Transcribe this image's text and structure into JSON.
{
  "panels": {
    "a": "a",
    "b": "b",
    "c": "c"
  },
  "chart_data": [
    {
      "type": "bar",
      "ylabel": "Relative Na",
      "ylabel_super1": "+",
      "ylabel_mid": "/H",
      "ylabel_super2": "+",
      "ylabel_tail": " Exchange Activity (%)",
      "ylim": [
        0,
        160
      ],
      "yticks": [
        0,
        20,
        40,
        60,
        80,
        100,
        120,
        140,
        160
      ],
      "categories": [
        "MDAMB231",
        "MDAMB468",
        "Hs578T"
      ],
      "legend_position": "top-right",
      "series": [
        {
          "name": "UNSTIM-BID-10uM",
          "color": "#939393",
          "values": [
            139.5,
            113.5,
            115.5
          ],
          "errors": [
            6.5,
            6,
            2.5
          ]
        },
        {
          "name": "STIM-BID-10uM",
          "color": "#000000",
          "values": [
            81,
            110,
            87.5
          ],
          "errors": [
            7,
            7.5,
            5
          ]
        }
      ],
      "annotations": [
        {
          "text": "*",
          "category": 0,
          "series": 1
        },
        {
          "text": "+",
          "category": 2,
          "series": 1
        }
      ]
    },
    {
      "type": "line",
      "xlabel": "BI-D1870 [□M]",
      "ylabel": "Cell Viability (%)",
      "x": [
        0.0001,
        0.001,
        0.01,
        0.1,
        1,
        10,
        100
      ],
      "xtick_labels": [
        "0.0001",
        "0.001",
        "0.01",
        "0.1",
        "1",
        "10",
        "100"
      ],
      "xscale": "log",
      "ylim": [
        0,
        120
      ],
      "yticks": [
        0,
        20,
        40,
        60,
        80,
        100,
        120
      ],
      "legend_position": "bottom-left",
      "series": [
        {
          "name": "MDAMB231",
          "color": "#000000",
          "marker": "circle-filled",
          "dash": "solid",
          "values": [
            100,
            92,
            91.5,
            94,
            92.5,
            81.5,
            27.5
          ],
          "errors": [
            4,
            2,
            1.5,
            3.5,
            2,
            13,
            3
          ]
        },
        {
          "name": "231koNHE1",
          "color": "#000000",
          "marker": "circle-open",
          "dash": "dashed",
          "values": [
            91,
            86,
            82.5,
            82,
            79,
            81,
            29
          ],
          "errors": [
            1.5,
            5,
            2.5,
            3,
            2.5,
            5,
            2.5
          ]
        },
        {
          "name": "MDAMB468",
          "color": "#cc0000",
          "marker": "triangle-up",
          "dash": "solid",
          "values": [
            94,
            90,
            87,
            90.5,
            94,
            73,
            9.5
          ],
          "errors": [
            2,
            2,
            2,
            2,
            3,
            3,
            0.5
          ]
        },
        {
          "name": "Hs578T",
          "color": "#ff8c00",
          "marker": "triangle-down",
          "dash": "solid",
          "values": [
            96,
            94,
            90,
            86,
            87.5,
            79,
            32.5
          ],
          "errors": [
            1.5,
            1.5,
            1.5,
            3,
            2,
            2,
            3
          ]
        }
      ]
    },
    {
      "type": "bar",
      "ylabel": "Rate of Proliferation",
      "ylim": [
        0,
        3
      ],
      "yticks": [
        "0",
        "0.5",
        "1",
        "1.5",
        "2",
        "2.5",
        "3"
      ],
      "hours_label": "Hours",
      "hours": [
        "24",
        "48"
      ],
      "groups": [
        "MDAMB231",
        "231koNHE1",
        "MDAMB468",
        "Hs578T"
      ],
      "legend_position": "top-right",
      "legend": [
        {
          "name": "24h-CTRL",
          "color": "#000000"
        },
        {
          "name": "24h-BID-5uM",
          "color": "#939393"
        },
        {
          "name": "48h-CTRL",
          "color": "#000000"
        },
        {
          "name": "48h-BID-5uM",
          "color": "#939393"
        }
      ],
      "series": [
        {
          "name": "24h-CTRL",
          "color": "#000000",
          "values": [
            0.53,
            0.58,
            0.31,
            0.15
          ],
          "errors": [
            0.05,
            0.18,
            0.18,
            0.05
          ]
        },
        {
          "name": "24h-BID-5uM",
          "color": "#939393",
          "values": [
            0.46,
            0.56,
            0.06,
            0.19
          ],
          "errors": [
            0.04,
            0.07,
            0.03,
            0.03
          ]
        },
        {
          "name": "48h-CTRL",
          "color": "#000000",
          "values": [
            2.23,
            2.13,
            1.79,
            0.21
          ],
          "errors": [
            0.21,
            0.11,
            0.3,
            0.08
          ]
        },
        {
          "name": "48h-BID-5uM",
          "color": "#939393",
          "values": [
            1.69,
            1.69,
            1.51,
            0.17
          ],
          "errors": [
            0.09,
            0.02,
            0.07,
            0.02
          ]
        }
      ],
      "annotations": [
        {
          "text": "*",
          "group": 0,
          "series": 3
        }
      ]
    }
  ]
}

+--

[EXERCISE OBJECTIVE]
Give the material above again, word for word.

[FINAL RESULT]
Transcribe this image's text and structure into JSON.
{
  "panels": {
    "a": "a",
    "b": "b",
    "c": "c"
  },
  "chart_data": [
    {
      "type": "bar",
      "ylabel": "Relative Na",
      "ylabel_super1": "+",
      "ylabel_mid": "/H",
      "ylabel_super2": "+",
      "ylabel_tail": " Exchange Activity (%)",
      "ylim": [
        0,
        160
      ],
      "yticks": [
        0,
        20,
        40,
        60,
        80,
        100,
        120,
        140,
        160
      ],
      "categories": [
        "MDAMB231",
        "MDAMB468",
        "Hs578T"
      ],
      "legend_position": "top-right",
      "series": [
        {
          "name": "UNSTIM-BID-10uM",
          "color": "#939393",
          "values": [
            139.5,
            113.5,
            115.5
          ],
          "errors": [
            6.5,
            6,
            2.5
          ]
        },
        {
          "name": "STIM-BID-10uM",
          "color": "#000000",
          "values": [
            81,
            110,
            87.5
          ],
          "errors": [
            7,
            7.5,
            5
          ]
        }
      ],
      "annotations": [
        {
          "text": "*",
          "category": 0,
          "series": 1
        },
        {
          "text": "+",
          "category": 2,
          "series": 1
        }
      ]
    },
    {
      "type": "line",
      "xlabel": "BI-D1870 [□M]",
      "ylabel": "Cell Viability (%)",
      "x": [
        0.0001,
        0.001,
        0.01,
        0.1,
        1,
        10,
        100
      ],
      "xtick_labels": [
        "0.0001",
        "0.001",
        "0.01",
        "0.1",
        "1",
        "10",
        "100"
      ],
      "xscale": "log",
      "ylim": [
        0,
        120
      ],
      "yticks": [
        0,
        20,
        40,
        60,
        80,
        100,
        120
      ],
      "legend_position": "bottom-left",
      "series": [
        {
          "name": "MDAMB231",
          "color": "#000000",
          "marker": "circle-filled",
          "dash": "solid",
          "values": [
            100,
            92,
            91.5,
            94,
            92.5,
            81.5,
            27.5
          ],
          "errors": [
            4,
            2,
            1.5,
            3.5,
            2,
            13,
            3
          ]
        },
        {
          "name": "231koNHE1",
          "color": "#000000",
          "marker": "circle-open",
          "dash": "dashed",
          "values": [
            91,
            86,
            82.5,
            82,
            79,
            81,
            29
          ],
          "errors": [
            1.5,
            5,
            2.5,
            3,
            2.5,
            5,
            2.5
          ]
        },
        {
          "name": "MDAMB468",
          "color": "#cc0000",
          "marker": "triangle-up",
          "dash": "solid",
          "values": [
            94,
            90,
            87,
            90.5,
            94,
            73,
            9.5
          ],
          "errors": [
            2,
            2,
            2,
            2,
            3,
            3,
            0.5
          ]
        },
        {
          "name": "Hs578T",
          "color": "#ff8c00",
          "marker": "triangle-down",
          "dash": "solid",
          "values": [
            96,
            94,
            90,
            86,
            87.5,
            79,
            32.5
          ],
          "errors": [
            1.5,
            1.5,
            1.5,
            3,
            2,
            2,
            3
          ]
        }
      ]
    },
    {
      "type": "bar",
      "ylabel": "Rate of Proliferation",
      "ylim": [
        0,
        3
      ],
      "yticks": [
        "0",
        "0.5",
        "1",
        "1.5",
        "2",
        "2.5",
        "3"
      ],
      "hours_label": "Hours",
      "hours": [
        "24",
        "48"
      ],
      "groups": [
        "MDAMB231",
        "231koNHE1",
        "MDAMB468",
        "Hs578T"
      ],
      "legend_position": "top-right",
      "legend": [
        {
          "name": "24h-CTRL",
          "color": "#000000"
        },
        {
          "name": "24h-BID-5uM",
          "color": "#939393"
        },
        {
          "name": "48h-CTRL",
          "color": "#000000"
        },
        {
          "name": "48h-BID-5uM",
          "color": "#939393"
        }
      ],
      "series": [
        {
          "name": "24h-CTRL",
          "color": "#000000",
          "values": [
            0.53,
            0.58,
            0.31,
            0.15
          ],
          "errors": [
            0.05,
            0.18,
            0.18,
            0.05
          ]
        },
        {
          "name": "24h-BID-5uM",
          "color": "#939393",
          "values": [
            0.46,
            0.56,
            0.06,
            0.19
          ],
          "errors": [
            0.04,
            0.07,
            0.03,
            0.03
          ]
        },
        {
          "name": "48h-CTRL",
          "color": "#000000",
          "values": [
            2.23,
            2.13,
            1.79,
            0.21
          ],
          "errors": [
            0.21,
            0.11,
            0.3,
            0.08
          ]
        },
        {
          "name": "48h-BID-5uM",
          "color": "#939393",
          "values": [
            1.69,
            1.69,
            1.51,
            0.17
          ],
          "errors": [
            0.09,
            0.02,
            0.07,
            0.02
          ]
        }
      ],
      "annotations": [
        {
          "text": "*",
          "group": 0,
          "series": 3
        }
      ]
    }
  ]
}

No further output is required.